# [TASK DESCRIPTION]
How many lines in the entries below contain "subtitle"? Answer with the number only.
*** MATERIAL
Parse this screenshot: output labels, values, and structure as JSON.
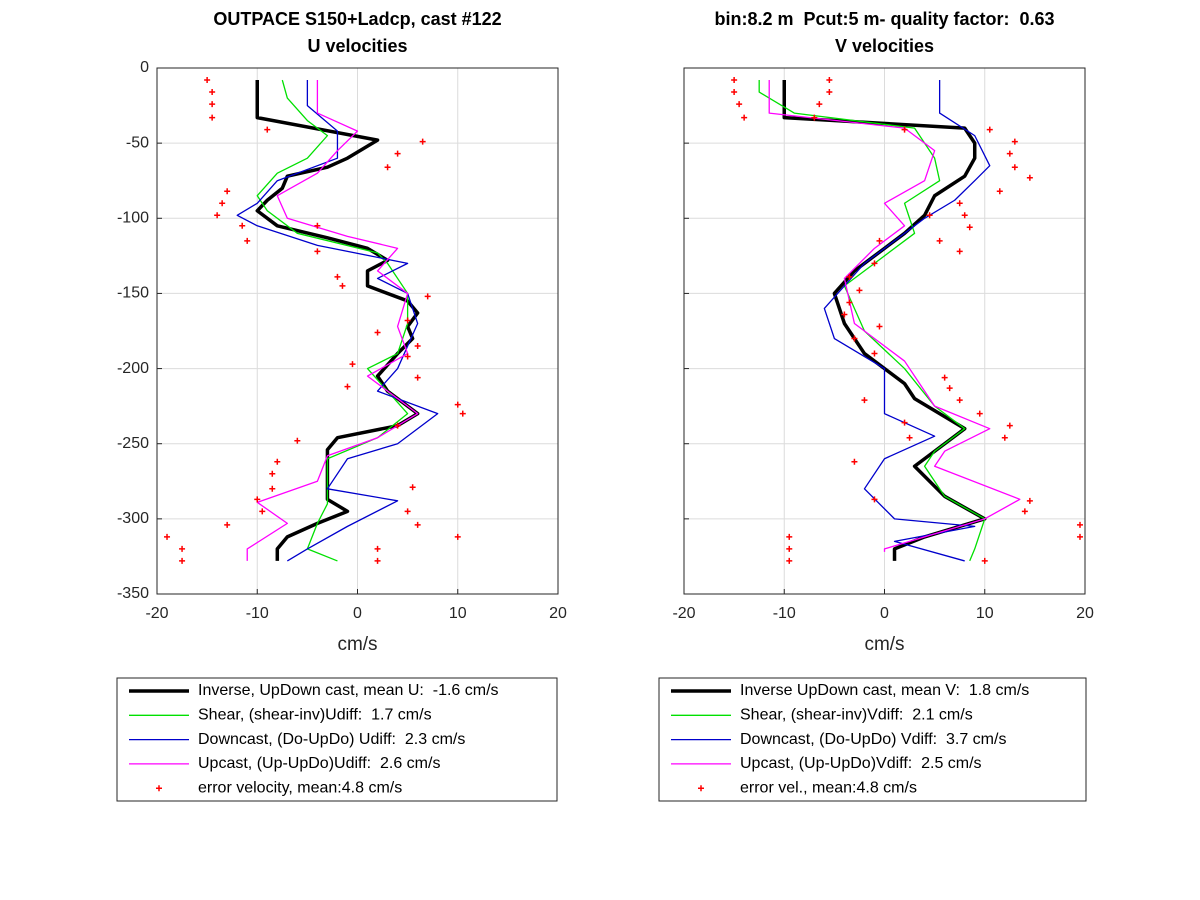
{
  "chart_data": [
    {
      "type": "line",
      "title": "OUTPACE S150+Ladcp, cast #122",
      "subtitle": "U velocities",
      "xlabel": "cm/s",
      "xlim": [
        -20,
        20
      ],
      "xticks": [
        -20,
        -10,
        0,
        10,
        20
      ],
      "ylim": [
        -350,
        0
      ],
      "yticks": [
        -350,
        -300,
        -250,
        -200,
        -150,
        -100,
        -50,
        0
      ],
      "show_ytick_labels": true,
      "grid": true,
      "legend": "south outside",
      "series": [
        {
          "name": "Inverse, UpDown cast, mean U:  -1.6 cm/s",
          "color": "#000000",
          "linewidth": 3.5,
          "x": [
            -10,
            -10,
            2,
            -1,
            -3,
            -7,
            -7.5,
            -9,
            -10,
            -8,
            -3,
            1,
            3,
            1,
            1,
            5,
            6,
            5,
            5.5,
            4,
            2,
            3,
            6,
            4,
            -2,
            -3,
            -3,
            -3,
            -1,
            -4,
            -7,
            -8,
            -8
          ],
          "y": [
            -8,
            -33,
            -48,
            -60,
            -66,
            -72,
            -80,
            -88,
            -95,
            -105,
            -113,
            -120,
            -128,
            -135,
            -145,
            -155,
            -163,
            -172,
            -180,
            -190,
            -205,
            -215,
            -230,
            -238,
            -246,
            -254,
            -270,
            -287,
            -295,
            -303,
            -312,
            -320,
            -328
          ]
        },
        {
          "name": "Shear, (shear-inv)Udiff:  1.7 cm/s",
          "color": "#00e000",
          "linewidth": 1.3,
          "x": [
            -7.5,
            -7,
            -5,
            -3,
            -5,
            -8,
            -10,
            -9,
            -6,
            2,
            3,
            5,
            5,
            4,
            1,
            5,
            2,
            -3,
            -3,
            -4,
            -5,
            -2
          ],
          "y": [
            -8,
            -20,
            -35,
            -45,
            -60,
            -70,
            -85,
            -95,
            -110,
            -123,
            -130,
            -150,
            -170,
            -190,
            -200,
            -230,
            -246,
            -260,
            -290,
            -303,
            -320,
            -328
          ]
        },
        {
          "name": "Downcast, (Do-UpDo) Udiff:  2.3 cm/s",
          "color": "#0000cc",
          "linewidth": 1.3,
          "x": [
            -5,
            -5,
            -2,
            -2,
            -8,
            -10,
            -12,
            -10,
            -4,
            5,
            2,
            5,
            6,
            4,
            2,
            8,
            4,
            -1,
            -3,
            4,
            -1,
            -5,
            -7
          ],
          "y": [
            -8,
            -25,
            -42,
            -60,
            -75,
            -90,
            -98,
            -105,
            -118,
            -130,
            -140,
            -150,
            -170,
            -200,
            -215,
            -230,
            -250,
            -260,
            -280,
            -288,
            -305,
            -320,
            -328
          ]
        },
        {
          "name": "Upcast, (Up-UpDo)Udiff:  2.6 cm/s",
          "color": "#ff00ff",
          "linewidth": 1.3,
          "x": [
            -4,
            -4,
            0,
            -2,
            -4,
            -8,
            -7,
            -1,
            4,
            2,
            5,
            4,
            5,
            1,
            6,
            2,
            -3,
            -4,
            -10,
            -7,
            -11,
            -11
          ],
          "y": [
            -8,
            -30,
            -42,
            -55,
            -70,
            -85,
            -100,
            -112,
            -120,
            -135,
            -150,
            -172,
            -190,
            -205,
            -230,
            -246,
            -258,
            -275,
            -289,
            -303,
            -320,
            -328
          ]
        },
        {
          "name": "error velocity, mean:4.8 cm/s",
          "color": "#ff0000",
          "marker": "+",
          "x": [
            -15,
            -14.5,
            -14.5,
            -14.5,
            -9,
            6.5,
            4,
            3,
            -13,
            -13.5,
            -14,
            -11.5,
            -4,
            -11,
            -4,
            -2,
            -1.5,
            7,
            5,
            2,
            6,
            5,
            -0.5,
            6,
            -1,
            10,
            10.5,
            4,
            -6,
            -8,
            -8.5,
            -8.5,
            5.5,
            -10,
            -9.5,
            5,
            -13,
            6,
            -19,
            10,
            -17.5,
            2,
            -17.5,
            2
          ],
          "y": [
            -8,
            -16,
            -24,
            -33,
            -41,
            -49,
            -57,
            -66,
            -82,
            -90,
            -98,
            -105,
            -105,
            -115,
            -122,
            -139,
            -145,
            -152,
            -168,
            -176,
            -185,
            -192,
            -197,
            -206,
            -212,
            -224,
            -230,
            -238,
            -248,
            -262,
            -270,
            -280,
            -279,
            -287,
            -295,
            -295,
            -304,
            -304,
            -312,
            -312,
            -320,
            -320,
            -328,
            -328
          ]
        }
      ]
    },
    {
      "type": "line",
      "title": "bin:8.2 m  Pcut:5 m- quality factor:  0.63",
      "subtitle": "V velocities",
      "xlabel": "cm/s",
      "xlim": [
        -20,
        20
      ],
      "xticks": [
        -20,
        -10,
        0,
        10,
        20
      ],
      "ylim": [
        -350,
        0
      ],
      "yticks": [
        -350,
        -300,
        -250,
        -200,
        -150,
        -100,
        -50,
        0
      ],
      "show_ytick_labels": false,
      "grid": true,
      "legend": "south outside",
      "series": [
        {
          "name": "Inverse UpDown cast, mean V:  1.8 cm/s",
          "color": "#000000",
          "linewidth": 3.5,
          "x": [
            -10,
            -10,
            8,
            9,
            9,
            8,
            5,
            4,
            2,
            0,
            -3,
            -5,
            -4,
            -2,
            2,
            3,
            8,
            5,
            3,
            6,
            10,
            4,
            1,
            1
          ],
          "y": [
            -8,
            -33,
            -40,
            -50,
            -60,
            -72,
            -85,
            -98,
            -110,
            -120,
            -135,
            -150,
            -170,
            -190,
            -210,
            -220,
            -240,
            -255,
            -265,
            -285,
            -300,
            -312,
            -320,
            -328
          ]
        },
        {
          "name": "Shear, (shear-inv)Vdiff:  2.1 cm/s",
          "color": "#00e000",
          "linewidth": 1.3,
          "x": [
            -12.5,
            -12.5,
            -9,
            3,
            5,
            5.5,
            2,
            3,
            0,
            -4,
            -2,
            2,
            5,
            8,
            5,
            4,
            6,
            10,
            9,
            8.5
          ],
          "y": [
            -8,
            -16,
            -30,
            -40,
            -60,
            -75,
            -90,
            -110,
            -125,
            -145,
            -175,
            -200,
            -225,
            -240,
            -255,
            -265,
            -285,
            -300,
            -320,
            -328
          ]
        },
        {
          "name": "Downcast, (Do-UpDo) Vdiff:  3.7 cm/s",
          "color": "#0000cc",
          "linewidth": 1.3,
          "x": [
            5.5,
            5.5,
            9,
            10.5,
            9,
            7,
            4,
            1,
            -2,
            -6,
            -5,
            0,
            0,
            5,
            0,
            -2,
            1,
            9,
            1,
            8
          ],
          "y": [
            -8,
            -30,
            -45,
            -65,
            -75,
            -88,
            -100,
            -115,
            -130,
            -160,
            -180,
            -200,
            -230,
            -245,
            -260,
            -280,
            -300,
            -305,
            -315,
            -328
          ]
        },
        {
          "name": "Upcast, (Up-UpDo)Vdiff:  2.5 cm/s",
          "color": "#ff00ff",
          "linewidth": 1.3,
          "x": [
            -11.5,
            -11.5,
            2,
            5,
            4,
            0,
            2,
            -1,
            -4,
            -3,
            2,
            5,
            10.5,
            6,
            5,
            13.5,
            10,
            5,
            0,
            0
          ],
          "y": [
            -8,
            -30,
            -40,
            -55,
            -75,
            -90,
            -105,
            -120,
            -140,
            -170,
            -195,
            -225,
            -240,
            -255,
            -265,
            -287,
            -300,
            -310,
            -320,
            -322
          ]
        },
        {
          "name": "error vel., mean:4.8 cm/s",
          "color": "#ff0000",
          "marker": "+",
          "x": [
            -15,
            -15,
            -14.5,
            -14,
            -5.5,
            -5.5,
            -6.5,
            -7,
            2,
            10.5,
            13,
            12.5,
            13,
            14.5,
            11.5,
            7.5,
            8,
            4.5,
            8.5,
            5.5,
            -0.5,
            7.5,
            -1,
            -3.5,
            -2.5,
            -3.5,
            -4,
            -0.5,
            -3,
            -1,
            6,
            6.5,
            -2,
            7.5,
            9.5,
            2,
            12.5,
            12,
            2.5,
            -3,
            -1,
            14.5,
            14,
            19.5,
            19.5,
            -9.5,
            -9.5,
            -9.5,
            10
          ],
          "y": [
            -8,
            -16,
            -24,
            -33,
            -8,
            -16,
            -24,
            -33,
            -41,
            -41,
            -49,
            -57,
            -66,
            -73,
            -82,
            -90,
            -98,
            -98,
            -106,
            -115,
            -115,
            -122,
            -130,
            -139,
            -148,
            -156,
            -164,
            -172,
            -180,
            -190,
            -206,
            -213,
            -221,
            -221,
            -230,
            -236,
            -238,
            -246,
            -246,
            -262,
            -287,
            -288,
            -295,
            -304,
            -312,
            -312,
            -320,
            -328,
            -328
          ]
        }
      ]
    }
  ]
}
******
# [FINAL ANSWER]
2